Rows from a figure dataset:
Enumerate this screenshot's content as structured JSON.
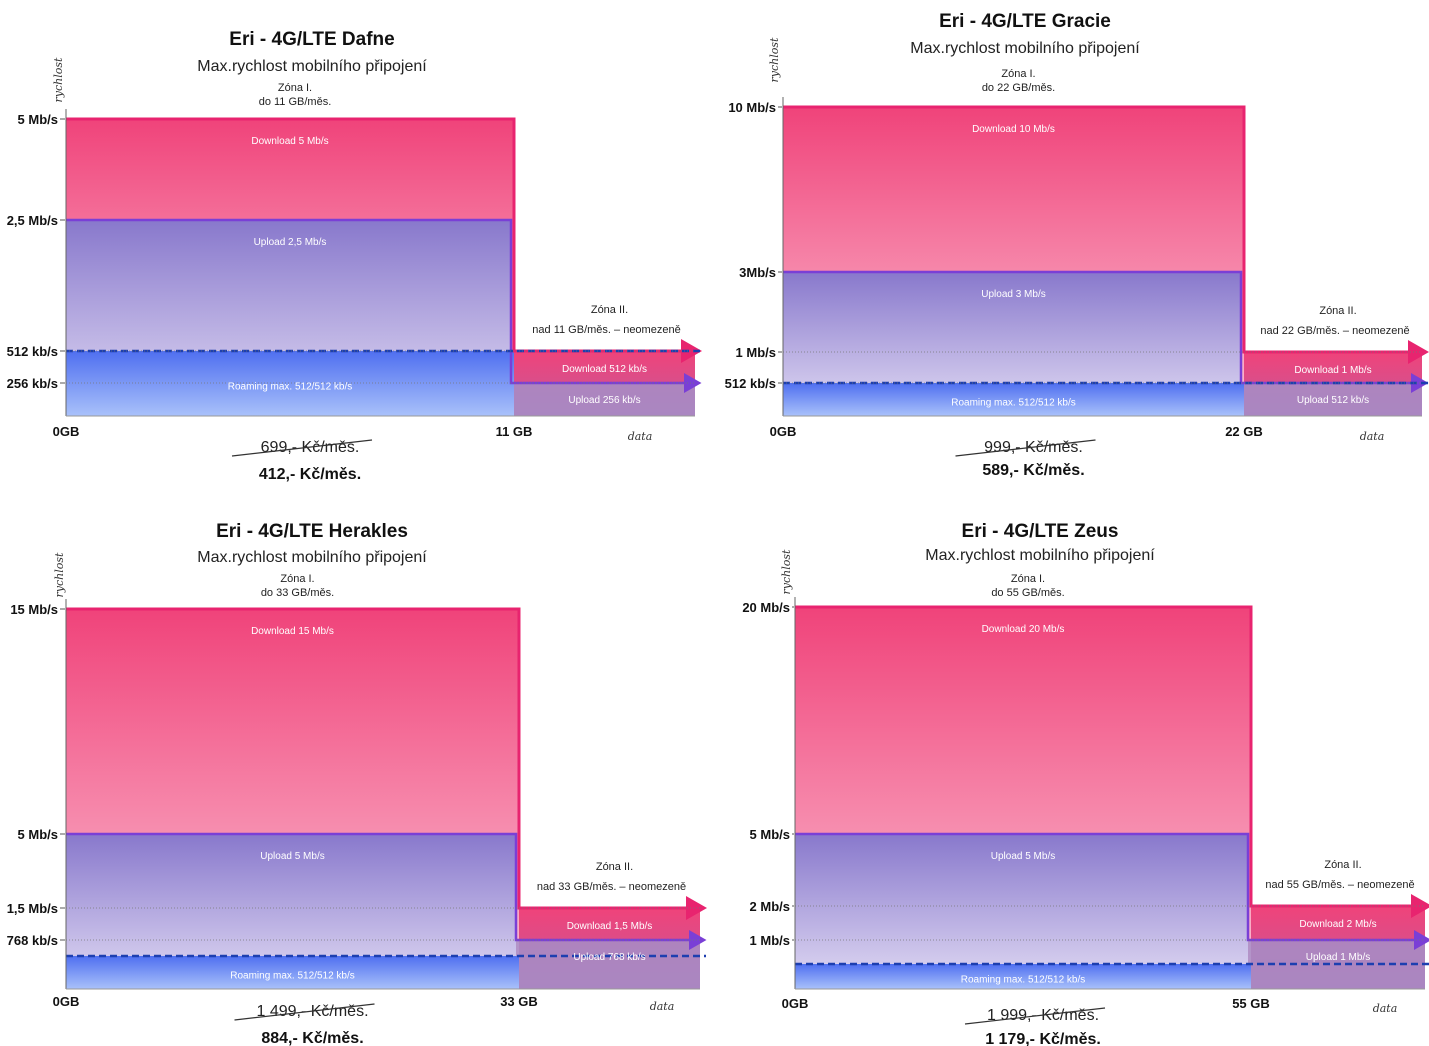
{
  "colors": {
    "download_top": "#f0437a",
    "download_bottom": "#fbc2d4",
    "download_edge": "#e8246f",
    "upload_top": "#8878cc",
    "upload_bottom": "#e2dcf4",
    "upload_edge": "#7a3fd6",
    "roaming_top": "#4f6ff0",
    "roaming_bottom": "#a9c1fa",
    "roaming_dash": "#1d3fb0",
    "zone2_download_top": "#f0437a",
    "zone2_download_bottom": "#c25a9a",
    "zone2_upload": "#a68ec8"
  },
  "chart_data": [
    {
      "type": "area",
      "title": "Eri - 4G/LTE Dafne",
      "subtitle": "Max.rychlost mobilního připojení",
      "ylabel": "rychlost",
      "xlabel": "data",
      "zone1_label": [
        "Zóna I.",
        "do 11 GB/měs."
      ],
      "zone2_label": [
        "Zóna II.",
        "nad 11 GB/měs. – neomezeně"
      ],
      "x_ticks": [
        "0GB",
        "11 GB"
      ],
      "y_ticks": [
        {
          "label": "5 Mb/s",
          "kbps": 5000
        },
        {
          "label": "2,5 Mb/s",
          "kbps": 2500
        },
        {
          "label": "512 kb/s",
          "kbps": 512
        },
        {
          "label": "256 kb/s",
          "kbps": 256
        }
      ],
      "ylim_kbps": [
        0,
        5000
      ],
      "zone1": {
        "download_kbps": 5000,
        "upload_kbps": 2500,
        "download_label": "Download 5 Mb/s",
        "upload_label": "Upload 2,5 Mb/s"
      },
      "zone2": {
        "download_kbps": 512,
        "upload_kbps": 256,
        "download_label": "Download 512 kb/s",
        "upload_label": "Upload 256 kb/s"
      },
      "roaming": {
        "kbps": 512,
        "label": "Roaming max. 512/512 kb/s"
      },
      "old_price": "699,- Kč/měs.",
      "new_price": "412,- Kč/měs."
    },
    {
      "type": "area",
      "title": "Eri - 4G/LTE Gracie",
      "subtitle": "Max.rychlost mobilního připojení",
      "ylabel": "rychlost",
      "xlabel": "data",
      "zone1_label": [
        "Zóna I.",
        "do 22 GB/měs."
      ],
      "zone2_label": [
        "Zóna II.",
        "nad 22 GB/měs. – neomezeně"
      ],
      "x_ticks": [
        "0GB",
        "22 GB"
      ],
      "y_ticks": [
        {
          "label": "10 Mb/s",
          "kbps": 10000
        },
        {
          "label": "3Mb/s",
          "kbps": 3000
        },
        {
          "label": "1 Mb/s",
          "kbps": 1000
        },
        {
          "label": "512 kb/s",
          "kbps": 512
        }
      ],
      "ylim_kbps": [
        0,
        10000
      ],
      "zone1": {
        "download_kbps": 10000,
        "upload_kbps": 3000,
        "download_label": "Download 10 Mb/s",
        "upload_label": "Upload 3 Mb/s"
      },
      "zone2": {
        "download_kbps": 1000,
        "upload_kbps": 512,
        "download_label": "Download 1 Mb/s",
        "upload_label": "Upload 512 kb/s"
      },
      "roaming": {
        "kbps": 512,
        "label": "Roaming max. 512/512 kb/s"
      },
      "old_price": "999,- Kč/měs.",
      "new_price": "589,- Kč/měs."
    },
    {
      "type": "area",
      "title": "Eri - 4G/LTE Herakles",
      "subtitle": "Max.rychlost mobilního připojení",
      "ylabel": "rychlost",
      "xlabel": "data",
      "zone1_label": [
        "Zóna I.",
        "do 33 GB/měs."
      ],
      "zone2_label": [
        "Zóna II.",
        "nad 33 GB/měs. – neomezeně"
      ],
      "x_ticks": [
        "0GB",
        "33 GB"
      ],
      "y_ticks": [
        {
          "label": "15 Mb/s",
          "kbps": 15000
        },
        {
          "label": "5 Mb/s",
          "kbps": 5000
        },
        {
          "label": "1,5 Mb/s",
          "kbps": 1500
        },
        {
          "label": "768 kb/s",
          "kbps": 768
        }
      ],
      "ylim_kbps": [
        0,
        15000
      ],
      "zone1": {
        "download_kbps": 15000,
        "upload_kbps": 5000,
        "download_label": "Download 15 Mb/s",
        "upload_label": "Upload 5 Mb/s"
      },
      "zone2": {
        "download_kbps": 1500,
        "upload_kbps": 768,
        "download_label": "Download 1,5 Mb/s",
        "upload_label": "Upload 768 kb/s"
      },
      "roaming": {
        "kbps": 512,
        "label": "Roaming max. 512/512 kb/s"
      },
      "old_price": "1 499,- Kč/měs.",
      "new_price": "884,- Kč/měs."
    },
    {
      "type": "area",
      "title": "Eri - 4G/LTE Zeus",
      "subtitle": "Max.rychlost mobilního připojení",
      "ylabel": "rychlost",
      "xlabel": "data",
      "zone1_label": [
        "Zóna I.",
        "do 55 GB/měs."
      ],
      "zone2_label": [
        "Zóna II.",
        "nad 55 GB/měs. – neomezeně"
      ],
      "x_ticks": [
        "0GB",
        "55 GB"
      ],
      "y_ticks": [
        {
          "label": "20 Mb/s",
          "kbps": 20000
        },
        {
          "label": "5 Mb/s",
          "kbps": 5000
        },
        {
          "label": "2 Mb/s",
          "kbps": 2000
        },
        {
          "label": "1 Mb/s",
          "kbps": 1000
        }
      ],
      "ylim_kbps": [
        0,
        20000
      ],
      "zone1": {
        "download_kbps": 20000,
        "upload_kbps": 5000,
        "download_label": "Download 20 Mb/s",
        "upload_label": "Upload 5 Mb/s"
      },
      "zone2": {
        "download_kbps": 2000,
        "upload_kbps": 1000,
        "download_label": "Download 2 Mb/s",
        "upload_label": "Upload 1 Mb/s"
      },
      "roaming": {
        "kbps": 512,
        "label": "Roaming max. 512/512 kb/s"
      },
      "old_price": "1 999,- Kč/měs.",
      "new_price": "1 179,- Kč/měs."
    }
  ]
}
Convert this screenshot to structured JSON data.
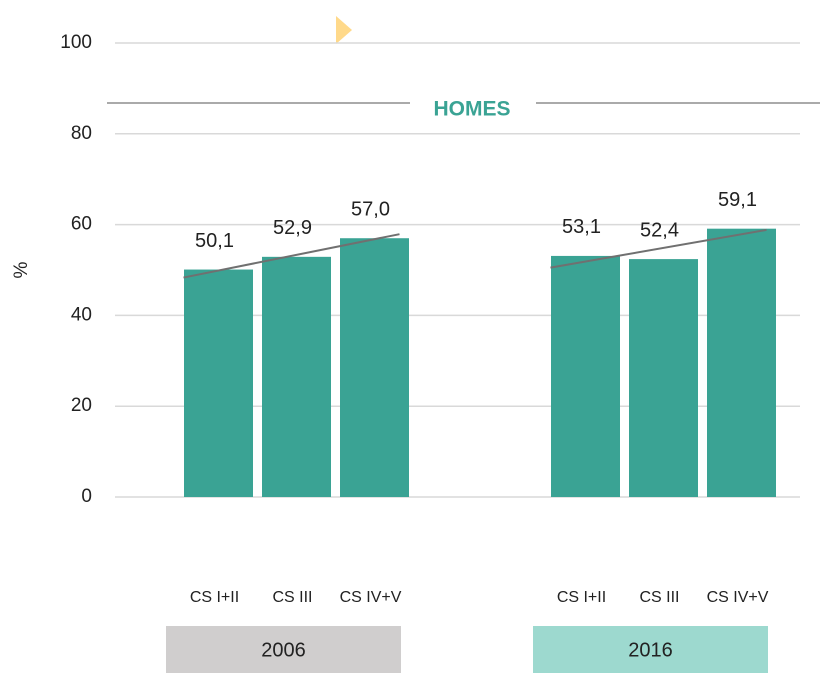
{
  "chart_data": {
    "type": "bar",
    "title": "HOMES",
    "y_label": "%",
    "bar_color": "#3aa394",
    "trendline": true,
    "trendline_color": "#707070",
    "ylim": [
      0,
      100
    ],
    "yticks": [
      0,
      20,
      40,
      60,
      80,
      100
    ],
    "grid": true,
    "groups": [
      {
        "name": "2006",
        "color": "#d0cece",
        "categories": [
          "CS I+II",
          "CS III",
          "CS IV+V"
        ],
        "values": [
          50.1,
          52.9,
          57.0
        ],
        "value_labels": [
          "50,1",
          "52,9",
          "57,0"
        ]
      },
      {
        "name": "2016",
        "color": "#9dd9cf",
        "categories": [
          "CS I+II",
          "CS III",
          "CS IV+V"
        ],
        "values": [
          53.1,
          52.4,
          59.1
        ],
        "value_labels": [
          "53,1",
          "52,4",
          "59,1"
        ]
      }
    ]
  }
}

Task requirements ->
Each record above is to be restated exactly, with its pictures removed from the copy.

Correct result ->
Enumerate this screenshot's content as structured JSON.
{
  "colors": {
    "download_top": "#f0437a",
    "download_bottom": "#fbc2d4",
    "download_edge": "#e8246f",
    "upload_top": "#8878cc",
    "upload_bottom": "#e2dcf4",
    "upload_edge": "#7a3fd6",
    "roaming_top": "#4f6ff0",
    "roaming_bottom": "#a9c1fa",
    "roaming_dash": "#1d3fb0",
    "zone2_download_top": "#f0437a",
    "zone2_download_bottom": "#c25a9a",
    "zone2_upload": "#a68ec8"
  },
  "chart_data": [
    {
      "type": "area",
      "title": "Eri - 4G/LTE Dafne",
      "subtitle": "Max.rychlost mobilního připojení",
      "ylabel": "rychlost",
      "xlabel": "data",
      "zone1_label": [
        "Zóna I.",
        "do 11 GB/měs."
      ],
      "zone2_label": [
        "Zóna II.",
        "nad 11 GB/měs. – neomezeně"
      ],
      "x_ticks": [
        "0GB",
        "11 GB"
      ],
      "y_ticks": [
        {
          "label": "5 Mb/s",
          "kbps": 5000
        },
        {
          "label": "2,5 Mb/s",
          "kbps": 2500
        },
        {
          "label": "512 kb/s",
          "kbps": 512
        },
        {
          "label": "256 kb/s",
          "kbps": 256
        }
      ],
      "ylim_kbps": [
        0,
        5000
      ],
      "zone1": {
        "download_kbps": 5000,
        "upload_kbps": 2500,
        "download_label": "Download 5 Mb/s",
        "upload_label": "Upload 2,5 Mb/s"
      },
      "zone2": {
        "download_kbps": 512,
        "upload_kbps": 256,
        "download_label": "Download 512 kb/s",
        "upload_label": "Upload 256 kb/s"
      },
      "roaming": {
        "kbps": 512,
        "label": "Roaming max. 512/512 kb/s"
      },
      "old_price": "699,- Kč/měs.",
      "new_price": "412,- Kč/měs."
    },
    {
      "type": "area",
      "title": "Eri - 4G/LTE Gracie",
      "subtitle": "Max.rychlost mobilního připojení",
      "ylabel": "rychlost",
      "xlabel": "data",
      "zone1_label": [
        "Zóna I.",
        "do 22 GB/měs."
      ],
      "zone2_label": [
        "Zóna II.",
        "nad 22 GB/měs. – neomezeně"
      ],
      "x_ticks": [
        "0GB",
        "22 GB"
      ],
      "y_ticks": [
        {
          "label": "10 Mb/s",
          "kbps": 10000
        },
        {
          "label": "3Mb/s",
          "kbps": 3000
        },
        {
          "label": "1 Mb/s",
          "kbps": 1000
        },
        {
          "label": "512 kb/s",
          "kbps": 512
        }
      ],
      "ylim_kbps": [
        0,
        10000
      ],
      "zone1": {
        "download_kbps": 10000,
        "upload_kbps": 3000,
        "download_label": "Download 10 Mb/s",
        "upload_label": "Upload 3 Mb/s"
      },
      "zone2": {
        "download_kbps": 1000,
        "upload_kbps": 512,
        "download_label": "Download 1 Mb/s",
        "upload_label": "Upload 512 kb/s"
      },
      "roaming": {
        "kbps": 512,
        "label": "Roaming max. 512/512 kb/s"
      },
      "old_price": "999,- Kč/měs.",
      "new_price": "589,- Kč/měs."
    },
    {
      "type": "area",
      "title": "Eri - 4G/LTE Herakles",
      "subtitle": "Max.rychlost mobilního připojení",
      "ylabel": "rychlost",
      "xlabel": "data",
      "zone1_label": [
        "Zóna I.",
        "do 33 GB/měs."
      ],
      "zone2_label": [
        "Zóna II.",
        "nad 33 GB/měs. – neomezeně"
      ],
      "x_ticks": [
        "0GB",
        "33 GB"
      ],
      "y_ticks": [
        {
          "label": "15 Mb/s",
          "kbps": 15000
        },
        {
          "label": "5 Mb/s",
          "kbps": 5000
        },
        {
          "label": "1,5 Mb/s",
          "kbps": 1500
        },
        {
          "label": "768 kb/s",
          "kbps": 768
        }
      ],
      "ylim_kbps": [
        0,
        15000
      ],
      "zone1": {
        "download_kbps": 15000,
        "upload_kbps": 5000,
        "download_label": "Download 15 Mb/s",
        "upload_label": "Upload 5 Mb/s"
      },
      "zone2": {
        "download_kbps": 1500,
        "upload_kbps": 768,
        "download_label": "Download 1,5 Mb/s",
        "upload_label": "Upload 768 kb/s"
      },
      "roaming": {
        "kbps": 512,
        "label": "Roaming max. 512/512 kb/s"
      },
      "old_price": "1 499,- Kč/měs.",
      "new_price": "884,- Kč/měs."
    },
    {
      "type": "area",
      "title": "Eri - 4G/LTE Zeus",
      "subtitle": "Max.rychlost mobilního připojení",
      "ylabel": "rychlost",
      "xlabel": "data",
      "zone1_label": [
        "Zóna I.",
        "do 55 GB/měs."
      ],
      "zone2_label": [
        "Zóna II.",
        "nad 55 GB/měs. – neomezeně"
      ],
      "x_ticks": [
        "0GB",
        "55 GB"
      ],
      "y_ticks": [
        {
          "label": "20 Mb/s",
          "kbps": 20000
        },
        {
          "label": "5 Mb/s",
          "kbps": 5000
        },
        {
          "label": "2 Mb/s",
          "kbps": 2000
        },
        {
          "label": "1 Mb/s",
          "kbps": 1000
        }
      ],
      "ylim_kbps": [
        0,
        20000
      ],
      "zone1": {
        "download_kbps": 20000,
        "upload_kbps": 5000,
        "download_label": "Download 20 Mb/s",
        "upload_label": "Upload 5 Mb/s"
      },
      "zone2": {
        "download_kbps": 2000,
        "upload_kbps": 1000,
        "download_label": "Download 2 Mb/s",
        "upload_label": "Upload 1 Mb/s"
      },
      "roaming": {
        "kbps": 512,
        "label": "Roaming max. 512/512 kb/s"
      },
      "old_price": "1 999,- Kč/měs.",
      "new_price": "1 179,- Kč/měs."
    }
  ]
}
Convert this screenshot to structured JSON data.
{
  "chart_data": {
    "type": "bar",
    "title": "HOMES",
    "y_label": "%",
    "bar_color": "#3aa394",
    "trendline": true,
    "trendline_color": "#707070",
    "ylim": [
      0,
      100
    ],
    "yticks": [
      0,
      20,
      40,
      60,
      80,
      100
    ],
    "grid": true,
    "groups": [
      {
        "name": "2006",
        "color": "#d0cece",
        "categories": [
          "CS I+II",
          "CS III",
          "CS IV+V"
        ],
        "values": [
          50.1,
          52.9,
          57.0
        ],
        "value_labels": [
          "50,1",
          "52,9",
          "57,0"
        ]
      },
      {
        "name": "2016",
        "color": "#9dd9cf",
        "categories": [
          "CS I+II",
          "CS III",
          "CS IV+V"
        ],
        "values": [
          53.1,
          52.4,
          59.1
        ],
        "value_labels": [
          "53,1",
          "52,4",
          "59,1"
        ]
      }
    ]
  }
}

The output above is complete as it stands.